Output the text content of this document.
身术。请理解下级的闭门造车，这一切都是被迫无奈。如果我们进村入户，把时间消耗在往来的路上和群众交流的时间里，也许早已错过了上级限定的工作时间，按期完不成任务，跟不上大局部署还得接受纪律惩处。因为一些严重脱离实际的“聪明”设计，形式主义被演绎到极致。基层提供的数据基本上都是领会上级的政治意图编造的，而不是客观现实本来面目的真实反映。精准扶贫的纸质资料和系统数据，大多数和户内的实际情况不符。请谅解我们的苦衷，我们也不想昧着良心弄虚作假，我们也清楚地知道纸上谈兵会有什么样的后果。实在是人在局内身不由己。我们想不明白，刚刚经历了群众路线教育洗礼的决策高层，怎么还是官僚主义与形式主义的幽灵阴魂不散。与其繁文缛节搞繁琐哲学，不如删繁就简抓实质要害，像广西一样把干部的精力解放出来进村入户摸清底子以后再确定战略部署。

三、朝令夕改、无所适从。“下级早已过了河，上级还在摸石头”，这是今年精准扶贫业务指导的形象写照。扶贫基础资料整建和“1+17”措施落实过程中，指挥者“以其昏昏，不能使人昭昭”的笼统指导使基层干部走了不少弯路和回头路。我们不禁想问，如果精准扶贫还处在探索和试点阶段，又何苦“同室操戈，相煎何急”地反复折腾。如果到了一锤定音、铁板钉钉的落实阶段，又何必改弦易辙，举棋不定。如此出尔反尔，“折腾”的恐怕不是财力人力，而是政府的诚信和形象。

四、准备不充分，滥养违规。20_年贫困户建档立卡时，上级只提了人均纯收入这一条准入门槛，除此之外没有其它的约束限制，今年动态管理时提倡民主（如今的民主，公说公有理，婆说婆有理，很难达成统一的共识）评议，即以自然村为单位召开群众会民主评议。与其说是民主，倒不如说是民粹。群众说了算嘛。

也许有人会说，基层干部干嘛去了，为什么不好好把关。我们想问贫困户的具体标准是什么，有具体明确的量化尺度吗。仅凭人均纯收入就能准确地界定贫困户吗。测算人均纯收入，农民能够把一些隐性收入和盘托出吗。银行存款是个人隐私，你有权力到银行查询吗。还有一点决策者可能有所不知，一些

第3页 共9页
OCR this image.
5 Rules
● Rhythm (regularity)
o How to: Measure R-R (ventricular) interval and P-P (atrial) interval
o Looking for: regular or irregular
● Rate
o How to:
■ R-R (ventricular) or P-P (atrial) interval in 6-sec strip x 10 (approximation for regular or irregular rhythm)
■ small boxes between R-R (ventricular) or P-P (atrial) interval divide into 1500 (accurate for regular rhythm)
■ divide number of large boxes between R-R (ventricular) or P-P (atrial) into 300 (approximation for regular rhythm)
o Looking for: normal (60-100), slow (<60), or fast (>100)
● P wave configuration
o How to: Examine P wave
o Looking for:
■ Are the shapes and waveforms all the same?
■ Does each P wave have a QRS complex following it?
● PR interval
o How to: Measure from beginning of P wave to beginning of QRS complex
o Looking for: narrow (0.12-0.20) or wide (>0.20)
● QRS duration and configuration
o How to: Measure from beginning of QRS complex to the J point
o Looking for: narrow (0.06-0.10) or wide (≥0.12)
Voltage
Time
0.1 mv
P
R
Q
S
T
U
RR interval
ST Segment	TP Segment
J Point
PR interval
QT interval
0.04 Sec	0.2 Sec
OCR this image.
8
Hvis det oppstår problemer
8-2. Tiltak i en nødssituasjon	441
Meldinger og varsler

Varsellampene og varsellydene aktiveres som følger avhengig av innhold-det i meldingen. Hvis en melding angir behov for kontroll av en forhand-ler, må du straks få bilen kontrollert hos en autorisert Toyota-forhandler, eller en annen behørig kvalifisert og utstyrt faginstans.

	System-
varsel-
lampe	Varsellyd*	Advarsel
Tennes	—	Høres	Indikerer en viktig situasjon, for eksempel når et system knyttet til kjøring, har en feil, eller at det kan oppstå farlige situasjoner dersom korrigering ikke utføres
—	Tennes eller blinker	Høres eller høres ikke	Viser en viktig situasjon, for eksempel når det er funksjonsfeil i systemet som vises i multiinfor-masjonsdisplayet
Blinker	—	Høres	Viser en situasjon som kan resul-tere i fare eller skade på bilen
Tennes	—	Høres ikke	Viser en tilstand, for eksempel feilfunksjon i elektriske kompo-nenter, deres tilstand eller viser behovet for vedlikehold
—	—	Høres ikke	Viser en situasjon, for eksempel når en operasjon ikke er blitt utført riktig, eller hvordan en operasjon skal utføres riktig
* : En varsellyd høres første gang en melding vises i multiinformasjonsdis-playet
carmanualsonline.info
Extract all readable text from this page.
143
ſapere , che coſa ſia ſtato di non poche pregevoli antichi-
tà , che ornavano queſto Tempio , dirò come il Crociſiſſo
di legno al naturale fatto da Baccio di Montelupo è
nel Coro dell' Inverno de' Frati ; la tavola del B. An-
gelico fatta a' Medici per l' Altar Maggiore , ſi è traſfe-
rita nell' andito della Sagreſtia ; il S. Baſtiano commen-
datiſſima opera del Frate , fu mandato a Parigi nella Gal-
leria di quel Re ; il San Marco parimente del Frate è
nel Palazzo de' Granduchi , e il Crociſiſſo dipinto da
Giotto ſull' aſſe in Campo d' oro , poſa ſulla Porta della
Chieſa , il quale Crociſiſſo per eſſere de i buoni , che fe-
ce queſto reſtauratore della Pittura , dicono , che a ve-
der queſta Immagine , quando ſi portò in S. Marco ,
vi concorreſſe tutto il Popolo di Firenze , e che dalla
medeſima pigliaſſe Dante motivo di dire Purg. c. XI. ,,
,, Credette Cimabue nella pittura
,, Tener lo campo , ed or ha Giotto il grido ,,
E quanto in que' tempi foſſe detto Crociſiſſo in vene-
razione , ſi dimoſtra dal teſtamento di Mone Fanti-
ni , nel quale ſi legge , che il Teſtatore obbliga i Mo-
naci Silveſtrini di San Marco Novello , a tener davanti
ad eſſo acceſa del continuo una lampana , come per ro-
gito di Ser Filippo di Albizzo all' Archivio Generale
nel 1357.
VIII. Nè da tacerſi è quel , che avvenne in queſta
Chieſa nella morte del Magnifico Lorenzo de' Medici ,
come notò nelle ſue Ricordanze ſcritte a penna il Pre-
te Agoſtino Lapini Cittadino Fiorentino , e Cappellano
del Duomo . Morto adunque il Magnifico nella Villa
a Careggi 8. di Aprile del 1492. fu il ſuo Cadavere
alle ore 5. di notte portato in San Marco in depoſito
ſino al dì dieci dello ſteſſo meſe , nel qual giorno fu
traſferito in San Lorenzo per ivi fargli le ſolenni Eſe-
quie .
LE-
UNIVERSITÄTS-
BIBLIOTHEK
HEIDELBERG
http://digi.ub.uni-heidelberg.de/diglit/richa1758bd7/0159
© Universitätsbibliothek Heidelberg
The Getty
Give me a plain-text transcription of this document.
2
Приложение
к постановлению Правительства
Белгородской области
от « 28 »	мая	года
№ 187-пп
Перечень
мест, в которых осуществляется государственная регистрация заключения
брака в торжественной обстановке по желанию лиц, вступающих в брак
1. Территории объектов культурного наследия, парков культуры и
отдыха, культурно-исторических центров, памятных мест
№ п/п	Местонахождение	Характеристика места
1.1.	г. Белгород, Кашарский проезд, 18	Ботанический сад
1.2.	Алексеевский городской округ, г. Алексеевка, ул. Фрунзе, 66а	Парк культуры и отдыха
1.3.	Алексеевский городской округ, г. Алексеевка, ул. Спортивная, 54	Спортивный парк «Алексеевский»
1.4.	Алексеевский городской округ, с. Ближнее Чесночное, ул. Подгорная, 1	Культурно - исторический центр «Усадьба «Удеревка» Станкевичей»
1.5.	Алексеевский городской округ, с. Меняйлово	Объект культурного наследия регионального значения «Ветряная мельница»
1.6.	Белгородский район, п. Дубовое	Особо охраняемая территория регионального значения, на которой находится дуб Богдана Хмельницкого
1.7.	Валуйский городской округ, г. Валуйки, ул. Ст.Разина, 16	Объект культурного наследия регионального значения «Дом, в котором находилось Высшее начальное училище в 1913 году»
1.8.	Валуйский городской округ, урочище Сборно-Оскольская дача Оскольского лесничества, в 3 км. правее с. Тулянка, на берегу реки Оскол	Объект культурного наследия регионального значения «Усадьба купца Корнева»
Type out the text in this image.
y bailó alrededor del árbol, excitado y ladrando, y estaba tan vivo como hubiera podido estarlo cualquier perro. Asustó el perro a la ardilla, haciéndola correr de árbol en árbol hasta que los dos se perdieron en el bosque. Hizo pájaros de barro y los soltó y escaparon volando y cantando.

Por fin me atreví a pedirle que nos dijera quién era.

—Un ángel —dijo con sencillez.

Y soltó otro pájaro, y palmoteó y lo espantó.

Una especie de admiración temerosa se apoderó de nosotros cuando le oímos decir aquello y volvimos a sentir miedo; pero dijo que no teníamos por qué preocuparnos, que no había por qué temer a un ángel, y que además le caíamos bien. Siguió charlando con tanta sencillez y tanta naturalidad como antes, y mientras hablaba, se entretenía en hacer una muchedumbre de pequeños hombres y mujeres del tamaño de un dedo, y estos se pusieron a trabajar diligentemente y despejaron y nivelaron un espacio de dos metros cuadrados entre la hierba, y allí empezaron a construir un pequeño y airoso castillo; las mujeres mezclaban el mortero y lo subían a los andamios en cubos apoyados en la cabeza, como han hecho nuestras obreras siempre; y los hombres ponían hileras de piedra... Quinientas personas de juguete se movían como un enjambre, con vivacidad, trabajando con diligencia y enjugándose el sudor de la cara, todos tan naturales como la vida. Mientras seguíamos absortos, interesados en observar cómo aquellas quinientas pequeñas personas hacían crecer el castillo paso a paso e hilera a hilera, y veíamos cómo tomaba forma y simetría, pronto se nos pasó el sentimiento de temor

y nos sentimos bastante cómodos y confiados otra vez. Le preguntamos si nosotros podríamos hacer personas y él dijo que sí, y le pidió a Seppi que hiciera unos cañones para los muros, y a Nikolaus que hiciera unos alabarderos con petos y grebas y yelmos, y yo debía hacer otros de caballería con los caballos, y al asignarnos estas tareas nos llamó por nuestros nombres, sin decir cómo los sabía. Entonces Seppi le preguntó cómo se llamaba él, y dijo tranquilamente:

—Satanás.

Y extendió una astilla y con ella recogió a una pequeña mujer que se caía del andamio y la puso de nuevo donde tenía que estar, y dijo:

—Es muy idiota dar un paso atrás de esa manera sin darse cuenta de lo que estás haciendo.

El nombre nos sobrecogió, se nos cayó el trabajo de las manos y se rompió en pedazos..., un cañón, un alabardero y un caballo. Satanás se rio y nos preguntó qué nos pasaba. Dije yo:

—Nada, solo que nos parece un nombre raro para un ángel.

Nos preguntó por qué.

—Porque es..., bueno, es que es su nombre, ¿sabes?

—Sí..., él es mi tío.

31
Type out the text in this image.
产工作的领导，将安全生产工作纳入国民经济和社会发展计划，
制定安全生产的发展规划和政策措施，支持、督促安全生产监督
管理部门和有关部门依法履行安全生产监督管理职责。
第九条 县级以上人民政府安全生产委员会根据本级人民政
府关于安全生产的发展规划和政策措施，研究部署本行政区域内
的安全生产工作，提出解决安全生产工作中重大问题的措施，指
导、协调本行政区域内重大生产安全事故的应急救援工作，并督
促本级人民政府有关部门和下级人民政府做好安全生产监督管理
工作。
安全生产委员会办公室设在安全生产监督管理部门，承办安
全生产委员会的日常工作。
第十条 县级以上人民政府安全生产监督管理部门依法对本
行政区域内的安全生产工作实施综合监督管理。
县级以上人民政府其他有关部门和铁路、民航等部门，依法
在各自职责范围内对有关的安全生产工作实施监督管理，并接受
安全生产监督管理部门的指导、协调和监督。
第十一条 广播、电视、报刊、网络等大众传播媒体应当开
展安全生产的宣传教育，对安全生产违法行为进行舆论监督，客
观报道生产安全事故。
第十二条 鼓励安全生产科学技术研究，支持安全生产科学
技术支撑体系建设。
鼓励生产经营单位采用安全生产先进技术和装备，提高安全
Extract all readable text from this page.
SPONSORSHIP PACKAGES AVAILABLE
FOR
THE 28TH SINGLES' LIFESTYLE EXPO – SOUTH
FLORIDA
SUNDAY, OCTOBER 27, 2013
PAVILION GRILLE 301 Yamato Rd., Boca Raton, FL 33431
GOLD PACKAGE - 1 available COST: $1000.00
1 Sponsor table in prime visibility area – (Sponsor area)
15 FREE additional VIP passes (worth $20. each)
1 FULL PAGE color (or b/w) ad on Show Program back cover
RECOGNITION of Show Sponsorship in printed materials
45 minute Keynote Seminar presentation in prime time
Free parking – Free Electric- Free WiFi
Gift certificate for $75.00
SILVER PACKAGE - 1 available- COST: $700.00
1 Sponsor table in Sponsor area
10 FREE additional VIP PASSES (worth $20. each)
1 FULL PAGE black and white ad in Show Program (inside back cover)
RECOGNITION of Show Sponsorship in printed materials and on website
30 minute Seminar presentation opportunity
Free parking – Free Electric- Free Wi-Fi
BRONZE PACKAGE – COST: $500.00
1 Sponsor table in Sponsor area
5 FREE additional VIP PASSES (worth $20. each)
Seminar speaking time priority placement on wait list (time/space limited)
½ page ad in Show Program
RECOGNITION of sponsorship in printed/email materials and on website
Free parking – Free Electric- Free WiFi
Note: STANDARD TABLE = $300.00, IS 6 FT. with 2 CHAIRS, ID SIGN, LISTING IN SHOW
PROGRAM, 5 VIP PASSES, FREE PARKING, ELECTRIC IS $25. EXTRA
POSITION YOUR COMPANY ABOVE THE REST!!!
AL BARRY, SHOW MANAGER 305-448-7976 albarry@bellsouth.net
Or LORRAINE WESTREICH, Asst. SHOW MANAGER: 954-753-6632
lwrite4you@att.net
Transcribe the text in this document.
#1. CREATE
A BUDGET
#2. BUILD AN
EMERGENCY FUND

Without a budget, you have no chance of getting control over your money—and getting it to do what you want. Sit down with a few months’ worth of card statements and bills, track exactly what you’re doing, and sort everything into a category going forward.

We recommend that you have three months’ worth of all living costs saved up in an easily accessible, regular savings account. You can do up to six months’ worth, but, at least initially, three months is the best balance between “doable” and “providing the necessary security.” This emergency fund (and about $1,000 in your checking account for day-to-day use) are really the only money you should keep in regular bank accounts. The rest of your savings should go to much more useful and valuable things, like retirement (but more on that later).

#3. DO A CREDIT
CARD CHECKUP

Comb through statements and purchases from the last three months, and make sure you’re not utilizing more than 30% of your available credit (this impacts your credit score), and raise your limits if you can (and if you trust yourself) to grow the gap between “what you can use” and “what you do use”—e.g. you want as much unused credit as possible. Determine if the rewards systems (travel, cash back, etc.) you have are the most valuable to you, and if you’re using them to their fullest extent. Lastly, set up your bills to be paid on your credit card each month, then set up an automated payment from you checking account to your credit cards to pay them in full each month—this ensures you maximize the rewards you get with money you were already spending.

Exercise: From the data, collect all lines where the string "more" appears.

Response:
We recommend that you have three months’ worth of all living costs saved up in an easily accessible, regular savings account. You can do up to six months’ worth, but, at least initially, three months is the best balance between “doable” and “providing the necessary security.” This emergency fund (and about $1,000 in your checking account for day-to-day use) are really the only money you should keep in regular bank accounts. The rest of your savings should go to much more useful and valuable things, like retirement (but more on that later).
Comb through statements and purchases from the last three months, and make sure you’re not utilizing more than 30% of your available credit (this impacts your credit score), and raise your limits if you can (and if you trust yourself) to grow the gap between “what you can use” and “what you do use”—e.g. you want as much unused credit as possible. Determine if the rewards systems (travel, cash back, etc.) you have are the most valuable to you, and if you’re using them to their fullest extent. Lastly, set up your bills to be paid on your credit card each month, then set up an automated payment from you checking account to your credit cards to pay them in full each month—this ensures you maximize the rewards you get with money you were already spending.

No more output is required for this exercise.